> PROBLEM TO SOLVE
Images excluded, repeat each entry below exactly.

++++ SOURCE DATA ++++

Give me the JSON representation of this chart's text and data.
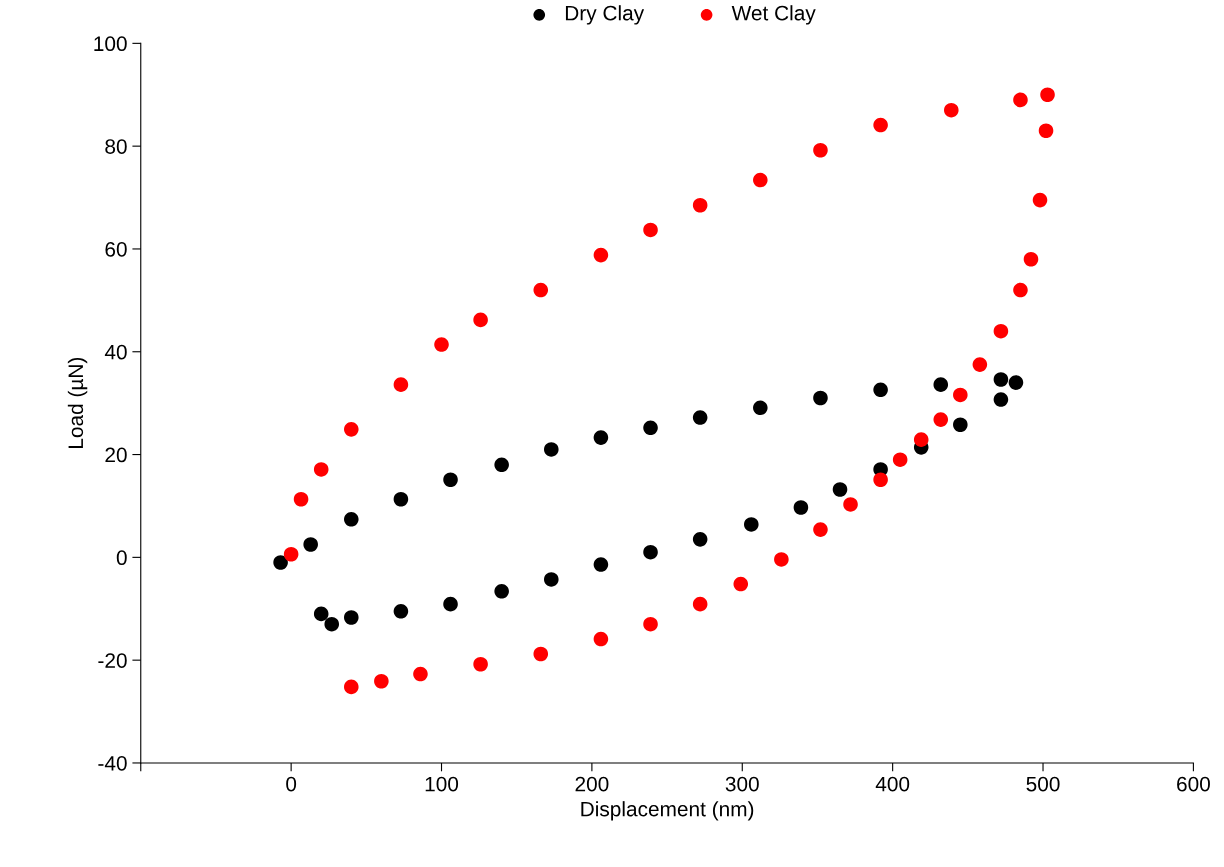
{
  "chart_data": {
    "type": "scatter",
    "xlabel": "Displacement (nm)",
    "ylabel": "Load (µN)",
    "xlim": [
      -100,
      600
    ],
    "xticks": [
      {
        "value": -100,
        "label": null
      },
      0,
      100,
      200,
      300,
      400,
      500,
      600
    ],
    "ylim": [
      -40,
      100
    ],
    "yticks": [
      -40,
      -20,
      0,
      20,
      40,
      60,
      80,
      100
    ],
    "grid": false,
    "legend": "top",
    "marker": "circle",
    "series": [
      {
        "name": "Dry Clay",
        "color": "#000000",
        "x": [
          -7,
          13,
          40,
          73,
          106,
          140,
          173,
          206,
          239,
          272,
          312,
          352,
          392,
          432,
          472,
          482,
          472,
          445,
          419,
          392,
          365,
          339,
          306,
          272,
          239,
          206,
          173,
          140,
          106,
          73,
          40,
          27,
          20
        ],
        "values": [
          -1,
          2.5,
          7.4,
          11.3,
          15.1,
          18,
          21,
          23.3,
          25.2,
          27.2,
          29.1,
          31,
          32.6,
          33.6,
          34.6,
          34,
          30.7,
          25.8,
          21.4,
          17.1,
          13.2,
          9.7,
          6.4,
          3.5,
          1,
          -1.4,
          -4.3,
          -6.6,
          -9.1,
          -10.5,
          -11.7,
          -13,
          -11
        ]
      },
      {
        "name": "Wet Clay",
        "color": "#ff0000",
        "x": [
          0,
          6.6,
          20,
          40,
          73,
          100,
          126,
          166,
          206,
          239,
          272,
          312,
          352,
          392,
          439,
          485,
          503,
          502,
          498,
          492,
          485,
          472,
          458,
          445,
          432,
          419,
          405,
          392,
          372,
          352,
          326,
          299,
          272,
          239,
          206,
          166,
          126,
          86,
          60,
          40
        ],
        "values": [
          0.6,
          11.3,
          17.1,
          24.9,
          33.6,
          41.4,
          46.2,
          52,
          58.8,
          63.7,
          68.5,
          73.4,
          79.2,
          84.1,
          87,
          89,
          90,
          83,
          69.5,
          58,
          52,
          44,
          37.5,
          31.6,
          26.8,
          22.9,
          19,
          15.1,
          10.3,
          5.4,
          -0.4,
          -5.2,
          -9.1,
          -13,
          -15.9,
          -18.8,
          -20.8,
          -22.7,
          -24.1,
          -25.2
        ]
      }
    ]
  }
}
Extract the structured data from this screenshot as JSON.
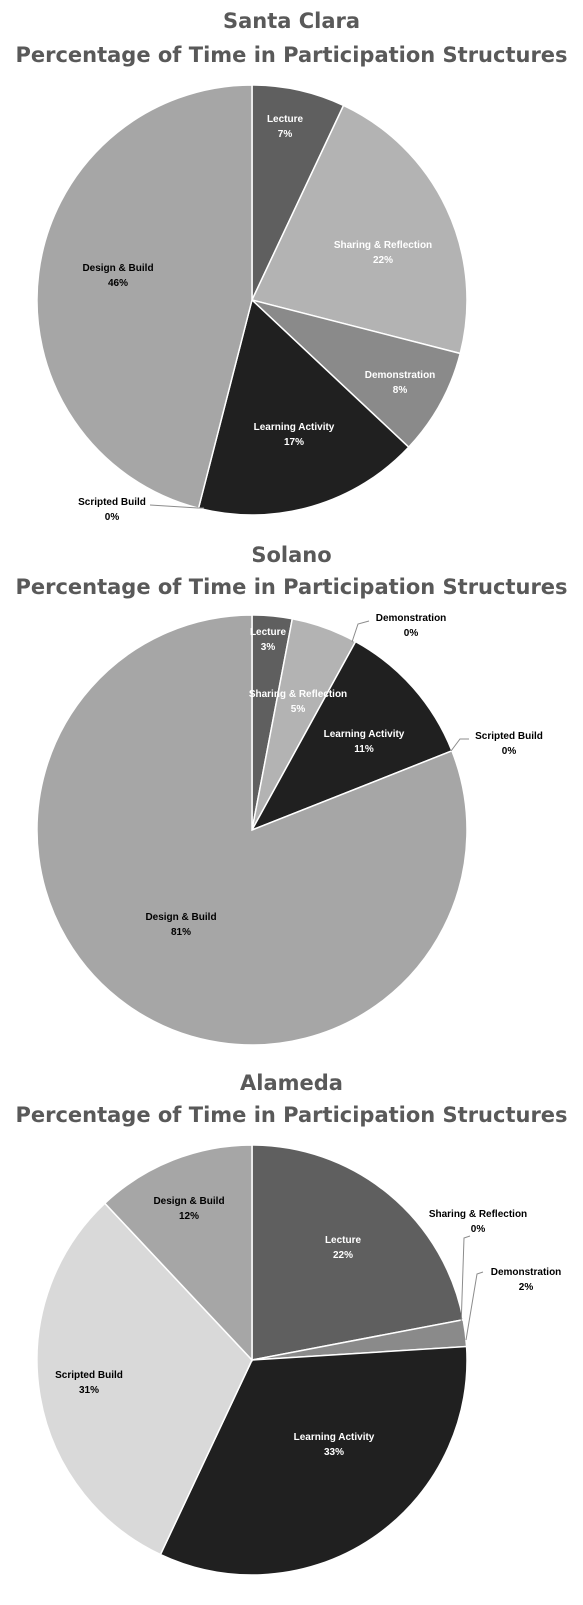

++++

> RESPONSE
Give me the JSON representation of this chart's text and data.
{
  "chart_data": {
    "type": "scatter",
    "xlabel": "Displacement (nm)",
    "ylabel": "Load (µN)",
    "xlim": [
      -100,
      600
    ],
    "xticks": [
      {
        "value": -100,
        "label": null
      },
      0,
      100,
      200,
      300,
      400,
      500,
      600
    ],
    "ylim": [
      -40,
      100
    ],
    "yticks": [
      -40,
      -20,
      0,
      20,
      40,
      60,
      80,
      100
    ],
    "grid": false,
    "legend": "top",
    "marker": "circle",
    "series": [
      {
        "name": "Dry Clay",
        "color": "#000000",
        "x": [
          -7,
          13,
          40,
          73,
          106,
          140,
          173,
          206,
          239,
          272,
          312,
          352,
          392,
          432,
          472,
          482,
          472,
          445,
          419,
          392,
          365,
          339,
          306,
          272,
          239,
          206,
          173,
          140,
          106,
          73,
          40,
          27,
          20
        ],
        "values": [
          -1,
          2.5,
          7.4,
          11.3,
          15.1,
          18,
          21,
          23.3,
          25.2,
          27.2,
          29.1,
          31,
          32.6,
          33.6,
          34.6,
          34,
          30.7,
          25.8,
          21.4,
          17.1,
          13.2,
          9.7,
          6.4,
          3.5,
          1,
          -1.4,
          -4.3,
          -6.6,
          -9.1,
          -10.5,
          -11.7,
          -13,
          -11
        ]
      },
      {
        "name": "Wet Clay",
        "color": "#ff0000",
        "x": [
          0,
          6.6,
          20,
          40,
          73,
          100,
          126,
          166,
          206,
          239,
          272,
          312,
          352,
          392,
          439,
          485,
          503,
          502,
          498,
          492,
          485,
          472,
          458,
          445,
          432,
          419,
          405,
          392,
          372,
          352,
          326,
          299,
          272,
          239,
          206,
          166,
          126,
          86,
          60,
          40
        ],
        "values": [
          0.6,
          11.3,
          17.1,
          24.9,
          33.6,
          41.4,
          46.2,
          52,
          58.8,
          63.7,
          68.5,
          73.4,
          79.2,
          84.1,
          87,
          89,
          90,
          83,
          69.5,
          58,
          52,
          44,
          37.5,
          31.6,
          26.8,
          22.9,
          19,
          15.1,
          10.3,
          5.4,
          -0.4,
          -5.2,
          -9.1,
          -13,
          -15.9,
          -18.8,
          -20.8,
          -22.7,
          -24.1,
          -25.2
        ]
      }
    ]
  }
}
Extract the structured data from this screenshot as JSON.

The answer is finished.